▶ [SHORT EXERCISE]
Arrange the source data as a JSON list of strings, one string per line and no blank lines. Include only the lines from the start of the source data up to and including the line that contains "y-tick-label: -2.54% (3, 260, 38, 271)".

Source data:
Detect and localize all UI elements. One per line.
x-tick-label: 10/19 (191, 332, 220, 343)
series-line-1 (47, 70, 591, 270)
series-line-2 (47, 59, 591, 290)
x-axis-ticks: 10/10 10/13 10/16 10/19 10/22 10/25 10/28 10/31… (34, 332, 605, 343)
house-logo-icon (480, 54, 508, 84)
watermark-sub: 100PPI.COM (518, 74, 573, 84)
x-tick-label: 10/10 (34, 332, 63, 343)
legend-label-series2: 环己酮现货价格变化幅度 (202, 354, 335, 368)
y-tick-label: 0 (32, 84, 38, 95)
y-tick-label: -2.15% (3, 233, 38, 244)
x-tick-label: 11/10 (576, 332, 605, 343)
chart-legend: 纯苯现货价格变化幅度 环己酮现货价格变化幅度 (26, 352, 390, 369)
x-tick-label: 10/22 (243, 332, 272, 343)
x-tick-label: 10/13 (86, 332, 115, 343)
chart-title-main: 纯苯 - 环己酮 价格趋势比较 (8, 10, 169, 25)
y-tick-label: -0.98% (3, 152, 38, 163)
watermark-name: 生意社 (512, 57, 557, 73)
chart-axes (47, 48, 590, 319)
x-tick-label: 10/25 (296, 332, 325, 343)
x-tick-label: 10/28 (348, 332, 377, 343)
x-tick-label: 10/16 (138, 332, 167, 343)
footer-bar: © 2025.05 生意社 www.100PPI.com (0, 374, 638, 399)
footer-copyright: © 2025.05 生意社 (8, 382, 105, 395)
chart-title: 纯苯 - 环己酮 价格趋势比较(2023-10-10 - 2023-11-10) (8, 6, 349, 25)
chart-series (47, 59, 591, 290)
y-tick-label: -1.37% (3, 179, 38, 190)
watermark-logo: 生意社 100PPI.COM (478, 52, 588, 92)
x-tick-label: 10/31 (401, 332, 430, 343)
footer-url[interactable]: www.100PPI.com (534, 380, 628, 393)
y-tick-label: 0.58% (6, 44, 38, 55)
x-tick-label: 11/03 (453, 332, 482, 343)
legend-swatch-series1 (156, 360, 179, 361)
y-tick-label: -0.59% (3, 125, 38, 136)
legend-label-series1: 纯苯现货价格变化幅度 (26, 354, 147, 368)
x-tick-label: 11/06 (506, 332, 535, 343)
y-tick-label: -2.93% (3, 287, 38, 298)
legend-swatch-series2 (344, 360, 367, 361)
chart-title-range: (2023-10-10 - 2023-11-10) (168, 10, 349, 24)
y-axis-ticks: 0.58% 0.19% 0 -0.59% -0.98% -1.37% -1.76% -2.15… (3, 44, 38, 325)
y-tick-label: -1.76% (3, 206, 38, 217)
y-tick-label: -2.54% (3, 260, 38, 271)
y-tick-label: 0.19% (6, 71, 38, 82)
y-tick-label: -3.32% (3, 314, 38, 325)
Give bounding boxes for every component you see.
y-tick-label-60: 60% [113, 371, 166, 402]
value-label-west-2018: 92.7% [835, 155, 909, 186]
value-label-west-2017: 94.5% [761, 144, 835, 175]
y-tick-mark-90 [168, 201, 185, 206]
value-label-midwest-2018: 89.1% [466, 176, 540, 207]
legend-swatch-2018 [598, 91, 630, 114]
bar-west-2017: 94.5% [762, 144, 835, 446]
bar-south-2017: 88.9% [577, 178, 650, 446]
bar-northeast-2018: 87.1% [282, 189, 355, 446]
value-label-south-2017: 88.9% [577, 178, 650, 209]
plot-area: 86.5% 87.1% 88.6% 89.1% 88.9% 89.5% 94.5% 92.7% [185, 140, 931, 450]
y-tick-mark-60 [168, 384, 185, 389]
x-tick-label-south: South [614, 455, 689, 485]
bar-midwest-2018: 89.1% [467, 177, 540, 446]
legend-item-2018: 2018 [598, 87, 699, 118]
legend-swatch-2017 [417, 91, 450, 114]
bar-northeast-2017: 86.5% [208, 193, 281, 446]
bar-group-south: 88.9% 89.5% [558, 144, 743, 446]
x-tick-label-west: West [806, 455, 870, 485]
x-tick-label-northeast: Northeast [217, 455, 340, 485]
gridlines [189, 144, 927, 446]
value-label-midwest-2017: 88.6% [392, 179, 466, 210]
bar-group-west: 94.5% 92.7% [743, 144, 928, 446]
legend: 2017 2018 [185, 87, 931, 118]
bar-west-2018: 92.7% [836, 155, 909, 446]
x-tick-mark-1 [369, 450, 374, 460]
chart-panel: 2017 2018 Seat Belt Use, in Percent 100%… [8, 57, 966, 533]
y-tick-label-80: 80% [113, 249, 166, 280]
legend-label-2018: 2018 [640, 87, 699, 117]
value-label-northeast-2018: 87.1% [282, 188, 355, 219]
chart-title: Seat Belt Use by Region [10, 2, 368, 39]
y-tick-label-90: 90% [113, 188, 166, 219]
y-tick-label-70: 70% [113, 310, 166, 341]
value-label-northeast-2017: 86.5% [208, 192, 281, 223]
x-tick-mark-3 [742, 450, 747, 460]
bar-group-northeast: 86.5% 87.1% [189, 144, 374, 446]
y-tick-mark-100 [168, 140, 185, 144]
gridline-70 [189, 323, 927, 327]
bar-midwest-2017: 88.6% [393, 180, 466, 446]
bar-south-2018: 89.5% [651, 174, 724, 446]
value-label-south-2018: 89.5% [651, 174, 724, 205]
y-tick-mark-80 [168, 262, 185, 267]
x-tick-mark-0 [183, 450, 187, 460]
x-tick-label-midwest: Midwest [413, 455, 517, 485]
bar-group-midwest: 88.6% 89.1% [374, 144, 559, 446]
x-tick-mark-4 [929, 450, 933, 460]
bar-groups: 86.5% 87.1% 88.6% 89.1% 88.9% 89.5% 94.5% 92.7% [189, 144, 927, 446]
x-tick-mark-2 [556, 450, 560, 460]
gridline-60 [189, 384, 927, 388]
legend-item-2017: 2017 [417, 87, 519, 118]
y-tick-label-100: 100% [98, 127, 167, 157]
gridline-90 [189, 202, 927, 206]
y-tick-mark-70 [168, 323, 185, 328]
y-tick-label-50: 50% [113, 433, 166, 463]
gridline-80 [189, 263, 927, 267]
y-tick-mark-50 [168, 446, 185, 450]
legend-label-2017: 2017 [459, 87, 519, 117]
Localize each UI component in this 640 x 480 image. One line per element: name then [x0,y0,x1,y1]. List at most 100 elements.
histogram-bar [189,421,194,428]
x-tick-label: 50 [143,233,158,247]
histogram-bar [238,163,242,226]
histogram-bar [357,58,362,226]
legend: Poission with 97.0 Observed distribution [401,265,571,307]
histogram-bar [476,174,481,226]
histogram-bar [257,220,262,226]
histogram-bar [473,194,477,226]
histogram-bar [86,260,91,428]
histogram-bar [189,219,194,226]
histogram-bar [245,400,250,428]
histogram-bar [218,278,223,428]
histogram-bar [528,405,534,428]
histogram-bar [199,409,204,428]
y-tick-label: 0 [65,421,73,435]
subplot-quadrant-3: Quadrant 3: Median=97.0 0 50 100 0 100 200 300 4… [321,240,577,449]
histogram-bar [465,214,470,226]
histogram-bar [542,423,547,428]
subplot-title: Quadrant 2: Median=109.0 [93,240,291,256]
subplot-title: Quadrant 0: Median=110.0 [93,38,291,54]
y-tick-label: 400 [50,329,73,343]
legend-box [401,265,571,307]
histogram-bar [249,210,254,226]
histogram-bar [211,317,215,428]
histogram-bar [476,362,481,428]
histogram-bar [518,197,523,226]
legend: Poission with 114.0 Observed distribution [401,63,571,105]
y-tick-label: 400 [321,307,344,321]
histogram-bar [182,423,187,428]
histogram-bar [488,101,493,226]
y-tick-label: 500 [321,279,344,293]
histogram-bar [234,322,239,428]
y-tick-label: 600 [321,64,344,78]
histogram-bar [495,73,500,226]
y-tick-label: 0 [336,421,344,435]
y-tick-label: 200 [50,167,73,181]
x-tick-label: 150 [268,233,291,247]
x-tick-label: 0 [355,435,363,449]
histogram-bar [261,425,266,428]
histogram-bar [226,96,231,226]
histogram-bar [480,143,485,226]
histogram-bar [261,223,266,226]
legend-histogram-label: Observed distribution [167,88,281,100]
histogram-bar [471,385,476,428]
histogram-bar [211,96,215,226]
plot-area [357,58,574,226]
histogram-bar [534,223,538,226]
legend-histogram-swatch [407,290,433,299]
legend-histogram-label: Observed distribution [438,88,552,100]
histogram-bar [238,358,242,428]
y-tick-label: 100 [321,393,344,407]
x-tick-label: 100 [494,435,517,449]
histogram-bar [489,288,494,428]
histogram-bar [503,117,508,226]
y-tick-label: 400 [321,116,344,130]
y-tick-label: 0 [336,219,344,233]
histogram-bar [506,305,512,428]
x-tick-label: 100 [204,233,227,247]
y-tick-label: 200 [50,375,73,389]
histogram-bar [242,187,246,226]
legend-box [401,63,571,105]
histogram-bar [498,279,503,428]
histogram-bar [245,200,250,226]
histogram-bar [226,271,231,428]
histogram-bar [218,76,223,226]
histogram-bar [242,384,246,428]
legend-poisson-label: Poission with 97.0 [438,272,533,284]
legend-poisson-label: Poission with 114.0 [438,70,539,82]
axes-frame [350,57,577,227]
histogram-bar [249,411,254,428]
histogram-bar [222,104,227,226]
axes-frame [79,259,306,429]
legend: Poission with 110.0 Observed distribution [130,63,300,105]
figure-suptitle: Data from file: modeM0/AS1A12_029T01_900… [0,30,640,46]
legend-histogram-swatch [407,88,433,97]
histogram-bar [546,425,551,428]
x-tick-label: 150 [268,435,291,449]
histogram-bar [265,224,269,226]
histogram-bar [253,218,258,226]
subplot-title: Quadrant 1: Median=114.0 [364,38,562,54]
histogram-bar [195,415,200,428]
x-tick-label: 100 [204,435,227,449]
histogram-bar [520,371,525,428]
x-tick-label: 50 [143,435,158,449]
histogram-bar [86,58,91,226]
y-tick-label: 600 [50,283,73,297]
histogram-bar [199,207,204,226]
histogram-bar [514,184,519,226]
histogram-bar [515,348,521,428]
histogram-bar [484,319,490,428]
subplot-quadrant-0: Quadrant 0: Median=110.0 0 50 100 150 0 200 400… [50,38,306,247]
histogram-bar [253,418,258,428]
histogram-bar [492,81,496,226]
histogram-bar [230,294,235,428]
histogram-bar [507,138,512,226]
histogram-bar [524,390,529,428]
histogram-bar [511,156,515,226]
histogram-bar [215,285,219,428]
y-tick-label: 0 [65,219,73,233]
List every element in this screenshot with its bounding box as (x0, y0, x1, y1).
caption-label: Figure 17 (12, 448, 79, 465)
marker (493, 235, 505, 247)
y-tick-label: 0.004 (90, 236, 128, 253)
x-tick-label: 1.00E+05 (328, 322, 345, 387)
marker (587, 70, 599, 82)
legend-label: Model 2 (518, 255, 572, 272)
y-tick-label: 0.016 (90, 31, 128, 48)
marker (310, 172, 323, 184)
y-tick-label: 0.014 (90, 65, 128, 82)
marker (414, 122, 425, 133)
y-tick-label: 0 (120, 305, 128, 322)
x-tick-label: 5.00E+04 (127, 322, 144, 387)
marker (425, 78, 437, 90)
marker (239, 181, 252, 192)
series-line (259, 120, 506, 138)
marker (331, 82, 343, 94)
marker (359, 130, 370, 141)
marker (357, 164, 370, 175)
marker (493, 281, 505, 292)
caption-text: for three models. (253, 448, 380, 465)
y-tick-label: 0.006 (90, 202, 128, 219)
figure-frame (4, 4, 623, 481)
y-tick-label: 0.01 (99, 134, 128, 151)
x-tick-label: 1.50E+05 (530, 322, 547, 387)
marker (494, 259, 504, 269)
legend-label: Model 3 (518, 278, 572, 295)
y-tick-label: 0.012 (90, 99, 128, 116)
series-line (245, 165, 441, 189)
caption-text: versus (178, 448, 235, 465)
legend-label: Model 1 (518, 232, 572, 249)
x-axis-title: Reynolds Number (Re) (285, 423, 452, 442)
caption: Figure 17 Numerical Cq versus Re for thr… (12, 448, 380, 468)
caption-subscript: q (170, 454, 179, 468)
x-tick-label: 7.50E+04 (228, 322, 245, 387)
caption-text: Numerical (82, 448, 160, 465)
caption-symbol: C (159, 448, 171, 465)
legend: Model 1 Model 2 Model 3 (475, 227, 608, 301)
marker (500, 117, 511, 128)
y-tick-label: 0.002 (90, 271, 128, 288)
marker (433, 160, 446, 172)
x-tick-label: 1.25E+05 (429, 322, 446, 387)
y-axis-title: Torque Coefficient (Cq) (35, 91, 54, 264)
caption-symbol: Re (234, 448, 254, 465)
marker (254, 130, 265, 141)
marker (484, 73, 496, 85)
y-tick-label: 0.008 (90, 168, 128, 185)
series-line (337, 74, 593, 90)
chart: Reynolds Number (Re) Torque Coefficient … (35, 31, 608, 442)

▶ [WRITTEN RESPONSE]
[
  "Detect and localize all UI elements. One per line.",
  "x-tick-label: 10/19 (191, 332, 220, 343)",
  "series-line-1 (47, 70, 591, 270)",
  "series-line-2 (47, 59, 591, 290)",
  "x-axis-ticks: 10/10 10/13 10/16 10/19 10/22 10/25 10/28 10/31… (34, 332, 605, 343)",
  "house-logo-icon (480, 54, 508, 84)",
  "watermark-sub: 100PPI.COM (518, 74, 573, 84)",
  "x-tick-label: 10/10 (34, 332, 63, 343)",
  "legend-label-series2: 环己酮现货价格变化幅度 (202, 354, 335, 368)",
  "y-tick-label: 0 (32, 84, 38, 95)",
  "y-tick-label: -2.15% (3, 233, 38, 244)",
  "x-tick-label: 11/10 (576, 332, 605, 343)",
  "chart-legend: 纯苯现货价格变化幅度 环己酮现货价格变化幅度 (26, 352, 390, 369)",
  "x-tick-label: 10/22 (243, 332, 272, 343)",
  "x-tick-label: 10/13 (86, 332, 115, 343)",
  "chart-title-main: 纯苯 - 环己酮 价格趋势比较 (8, 10, 169, 25)",
  "y-tick-label: -0.98% (3, 152, 38, 163)",
  "watermark-name: 生意社 (512, 57, 557, 73)",
  "chart-axes (47, 48, 590, 319)",
  "x-tick-label: 10/25 (296, 332, 325, 343)",
  "x-tick-label: 10/28 (348, 332, 377, 343)",
  "x-tick-label: 10/16 (138, 332, 167, 343)",
  "footer-bar: © 2025.05 生意社 www.100PPI.com (0, 374, 638, 399)",
  "footer-copyright: © 2025.05 生意社 (8, 382, 105, 395)",
  "chart-title: 纯苯 - 环己酮 价格趋势比较(2023-10-10 - 2023-11-10) (8, 6, 349, 25)",
  "chart-series (47, 59, 591, 290)",
  "y-tick-label: -1.37% (3, 179, 38, 190)",
  "watermark-logo: 生意社 100PPI.COM (478, 52, 588, 92)",
  "x-tick-label: 10/31 (401, 332, 430, 343)",
  "footer-url[interactable]: www.100PPI.com (534, 380, 628, 393)",
  "y-tick-label: 0.58% (6, 44, 38, 55)",
  "x-tick-label: 11/03 (453, 332, 482, 343)",
  "legend-swatch-series1 (156, 360, 179, 361)",
  "y-tick-label: -0.59% (3, 125, 38, 136)",
  "legend-label-series1: 纯苯现货价格变化幅度 (26, 354, 147, 368)",
  "x-tick-label: 11/06 (506, 332, 535, 343)",
  "y-tick-label: -2.93% (3, 287, 38, 298)",
  "legend-swatch-series2 (344, 360, 367, 361)",
  "chart-title-range: (2023-10-10 - 2023-11-10) (168, 10, 349, 24)",
  "y-axis-ticks: 0.58% 0.19% 0 -0.59% -0.98% -1.37% -1.76% -2.15… (3, 44, 38, 325)",
  "y-tick-label: -1.76% (3, 206, 38, 217)",
  "y-tick-label: -2.54% (3, 260, 38, 271)"
]